Work to complete -
Images excluded, repeat each entry below exactly.

Entries with figure data:
•••

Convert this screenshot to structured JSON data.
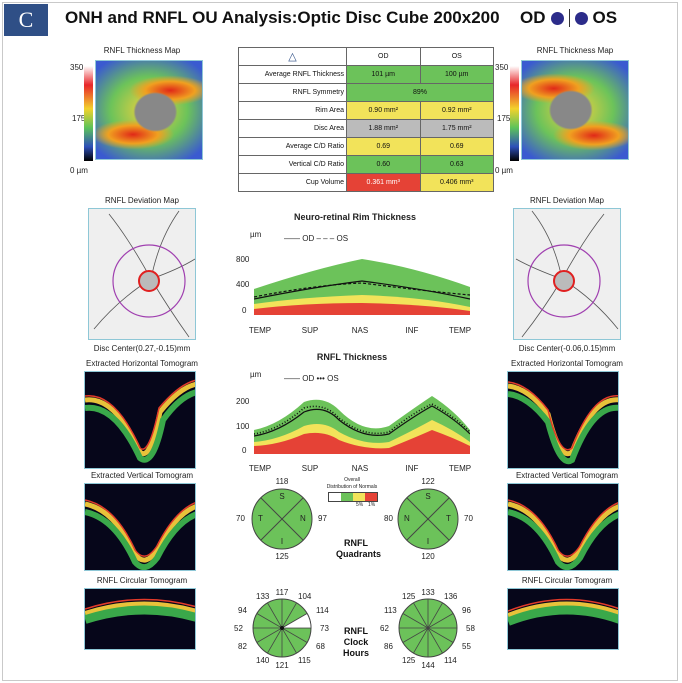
{
  "panel_letter": "C",
  "header": {
    "title": "ONH and RNFL OU Analysis:Optic Disc Cube 200x200",
    "od": "OD",
    "os": "OS"
  },
  "thickness_map": {
    "title": "RNFL Thickness Map",
    "scale_top": "350",
    "scale_mid": "175",
    "scale_bottom": "0 µm"
  },
  "table": {
    "col_od": "OD",
    "col_os": "OS",
    "rows": [
      {
        "label": "Average RNFL Thickness",
        "od": "101 µm",
        "os": "100 µm"
      },
      {
        "label": "RNFL Symmetry",
        "both": "89%"
      },
      {
        "label": "Rim Area",
        "od": "0.90 mm²",
        "os": "0.92 mm²"
      },
      {
        "label": "Disc Area",
        "od": "1.88 mm²",
        "os": "1.75 mm²"
      },
      {
        "label": "Average C/D Ratio",
        "od": "0.69",
        "os": "0.69"
      },
      {
        "label": "Vertical C/D Ratio",
        "od": "0.60",
        "os": "0.63"
      },
      {
        "label": "Cup Volume",
        "od": "0.361 mm³",
        "os": "0.406 mm³"
      }
    ]
  },
  "deviation_map": {
    "title": "RNFL Deviation Map",
    "od_center": "Disc Center(0.27,-0.15)mm",
    "os_center": "Disc Center(-0.06,0.15)mm"
  },
  "tomograms": {
    "horizontal": "Extracted Horizontal Tomogram",
    "vertical": "Extracted Vertical Tomogram",
    "circular": "RNFL Circular Tomogram"
  },
  "rim_chart": {
    "title": "Neuro-retinal Rim Thickness",
    "unit": "µm",
    "legend_od": "OD",
    "legend_os": "OS",
    "y_ticks": [
      "800",
      "400",
      "0"
    ],
    "x_ticks": [
      "TEMP",
      "SUP",
      "NAS",
      "INF",
      "TEMP"
    ]
  },
  "rnfl_chart": {
    "title": "RNFL Thickness",
    "unit": "µm",
    "legend_od": "OD",
    "legend_os": "OS",
    "y_ticks": [
      "200",
      "100",
      "0"
    ],
    "x_ticks": [
      "TEMP",
      "SUP",
      "NAS",
      "INF",
      "TEMP"
    ]
  },
  "distribution_legend": {
    "title_line1": "Distribution of Normals",
    "title_line2": "Overall",
    "pcts": [
      "5%",
      "1%"
    ]
  },
  "quadrants": {
    "title_line1": "RNFL",
    "title_line2": "Quadrants",
    "od": {
      "top": "118",
      "bottom": "125",
      "left": "70",
      "right": "97"
    },
    "os": {
      "top": "122",
      "bottom": "120",
      "left": "80",
      "right": "70"
    },
    "letters": [
      "S",
      "N",
      "I",
      "T"
    ]
  },
  "clock_hours": {
    "title_line1": "RNFL",
    "title_line2": "Clock",
    "title_line3": "Hours",
    "od": [
      "117",
      "104",
      "114",
      "73",
      "68",
      "115",
      "121",
      "140",
      "82",
      "52",
      "94",
      "133"
    ],
    "os": [
      "133",
      "136",
      "96",
      "58",
      "55",
      "114",
      "144",
      "125",
      "86",
      "62",
      "113",
      "125"
    ]
  },
  "colors": {
    "accent": "#2f4f86",
    "normal": "#6cc25a",
    "borderline": "#f2e35a",
    "outside": "#e54236",
    "frame": "#8ec7d6"
  }
}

•••

Worked solution -
Convert this screenshot to structured JSON data.
{
  "panel_letter": "C",
  "header": {
    "title": "ONH and RNFL OU Analysis:Optic Disc Cube 200x200",
    "od": "OD",
    "os": "OS"
  },
  "thickness_map": {
    "title": "RNFL Thickness Map",
    "scale_top": "350",
    "scale_mid": "175",
    "scale_bottom": "0 µm"
  },
  "table": {
    "col_od": "OD",
    "col_os": "OS",
    "rows": [
      {
        "label": "Average RNFL Thickness",
        "od": "101 µm",
        "os": "100 µm"
      },
      {
        "label": "RNFL Symmetry",
        "both": "89%"
      },
      {
        "label": "Rim Area",
        "od": "0.90 mm²",
        "os": "0.92 mm²"
      },
      {
        "label": "Disc Area",
        "od": "1.88 mm²",
        "os": "1.75 mm²"
      },
      {
        "label": "Average C/D Ratio",
        "od": "0.69",
        "os": "0.69"
      },
      {
        "label": "Vertical C/D Ratio",
        "od": "0.60",
        "os": "0.63"
      },
      {
        "label": "Cup Volume",
        "od": "0.361 mm³",
        "os": "0.406 mm³"
      }
    ]
  },
  "deviation_map": {
    "title": "RNFL Deviation Map",
    "od_center": "Disc Center(0.27,-0.15)mm",
    "os_center": "Disc Center(-0.06,0.15)mm"
  },
  "tomograms": {
    "horizontal": "Extracted Horizontal Tomogram",
    "vertical": "Extracted Vertical Tomogram",
    "circular": "RNFL Circular Tomogram"
  },
  "rim_chart": {
    "title": "Neuro-retinal Rim Thickness",
    "unit": "µm",
    "legend_od": "OD",
    "legend_os": "OS",
    "y_ticks": [
      "800",
      "400",
      "0"
    ],
    "x_ticks": [
      "TEMP",
      "SUP",
      "NAS",
      "INF",
      "TEMP"
    ]
  },
  "rnfl_chart": {
    "title": "RNFL Thickness",
    "unit": "µm",
    "legend_od": "OD",
    "legend_os": "OS",
    "y_ticks": [
      "200",
      "100",
      "0"
    ],
    "x_ticks": [
      "TEMP",
      "SUP",
      "NAS",
      "INF",
      "TEMP"
    ]
  },
  "distribution_legend": {
    "title_line1": "Distribution of Normals",
    "title_line2": "Overall",
    "pcts": [
      "5%",
      "1%"
    ]
  },
  "quadrants": {
    "title_line1": "RNFL",
    "title_line2": "Quadrants",
    "od": {
      "top": "118",
      "bottom": "125",
      "left": "70",
      "right": "97"
    },
    "os": {
      "top": "122",
      "bottom": "120",
      "left": "80",
      "right": "70"
    },
    "letters": [
      "S",
      "N",
      "I",
      "T"
    ]
  },
  "clock_hours": {
    "title_line1": "RNFL",
    "title_line2": "Clock",
    "title_line3": "Hours",
    "od": [
      "117",
      "104",
      "114",
      "73",
      "68",
      "115",
      "121",
      "140",
      "82",
      "52",
      "94",
      "133"
    ],
    "os": [
      "133",
      "136",
      "96",
      "58",
      "55",
      "114",
      "144",
      "125",
      "86",
      "62",
      "113",
      "125"
    ]
  },
  "colors": {
    "accent": "#2f4f86",
    "normal": "#6cc25a",
    "borderline": "#f2e35a",
    "outside": "#e54236",
    "frame": "#8ec7d6"
  }
}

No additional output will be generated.